> _Problem statement_: Would you retype all of these records exactly?

> _Exercise inputs_:
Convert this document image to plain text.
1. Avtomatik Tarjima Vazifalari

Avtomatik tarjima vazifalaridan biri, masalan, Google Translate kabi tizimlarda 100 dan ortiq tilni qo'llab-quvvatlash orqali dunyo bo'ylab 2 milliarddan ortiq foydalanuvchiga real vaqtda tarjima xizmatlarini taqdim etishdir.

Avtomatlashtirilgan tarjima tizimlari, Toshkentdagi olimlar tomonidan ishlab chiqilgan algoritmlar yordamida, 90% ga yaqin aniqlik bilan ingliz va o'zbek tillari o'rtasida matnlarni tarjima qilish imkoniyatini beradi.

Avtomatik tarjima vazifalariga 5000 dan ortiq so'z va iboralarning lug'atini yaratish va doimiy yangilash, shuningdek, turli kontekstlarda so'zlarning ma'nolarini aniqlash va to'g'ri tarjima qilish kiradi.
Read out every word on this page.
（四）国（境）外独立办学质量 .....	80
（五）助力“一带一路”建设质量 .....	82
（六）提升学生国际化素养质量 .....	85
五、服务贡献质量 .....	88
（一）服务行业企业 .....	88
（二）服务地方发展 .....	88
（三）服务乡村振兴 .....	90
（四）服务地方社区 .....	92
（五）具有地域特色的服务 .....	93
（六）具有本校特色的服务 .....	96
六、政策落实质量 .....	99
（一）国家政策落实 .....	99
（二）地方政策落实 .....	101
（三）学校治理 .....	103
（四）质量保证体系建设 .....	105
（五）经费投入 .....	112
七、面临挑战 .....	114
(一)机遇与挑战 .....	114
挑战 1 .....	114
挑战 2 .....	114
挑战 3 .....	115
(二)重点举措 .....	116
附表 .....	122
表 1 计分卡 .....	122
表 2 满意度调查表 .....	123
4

> _Output below_:
Convert this document image to plain text.
1. Avtomatik Tarjima Vazifalari

Avtomatik tarjima vazifalaridan biri, masalan, Google Translate kabi tizimlarda 100 dan ortiq tilni qo'llab-quvvatlash orqali dunyo bo'ylab 2 milliarddan ortiq foydalanuvchiga real vaqtda tarjima xizmatlarini taqdim etishdir.

Avtomatlashtirilgan tarjima tizimlari, Toshkentdagi olimlar tomonidan ishlab chiqilgan algoritmlar yordamida, 90% ga yaqin aniqlik bilan ingliz va o'zbek tillari o'rtasida matnlarni tarjima qilish imkoniyatini beradi.

Avtomatik tarjima vazifalariga 5000 dan ortiq so'z va iboralarning lug'atini yaratish va doimiy yangilash, shuningdek, turli kontekstlarda so'zlarning ma'nolarini aniqlash va to'g'ri tarjima qilish kiradi.
Read out every word on this page.
（四）国（境）外独立办学质量 .....	80
（五）助力“一带一路”建设质量 .....	82
（六）提升学生国际化素养质量 .....	85
五、服务贡献质量 .....	88
（一）服务行业企业 .....	88
（二）服务地方发展 .....	88
（三）服务乡村振兴 .....	90
（四）服务地方社区 .....	92
（五）具有地域特色的服务 .....	93
（六）具有本校特色的服务 .....	96
六、政策落实质量 .....	99
（一）国家政策落实 .....	99
（二）地方政策落实 .....	101
（三）学校治理 .....	103
（四）质量保证体系建设 .....	105
（五）经费投入 .....	112
七、面临挑战 .....	114
(一)机遇与挑战 .....	114
挑战 1 .....	114
挑战 2 .....	114
挑战 3 .....	115
(二)重点举措 .....	116
附表 .....	122
表 1 计分卡 .....	122
表 2 满意度调查表 .....	123
4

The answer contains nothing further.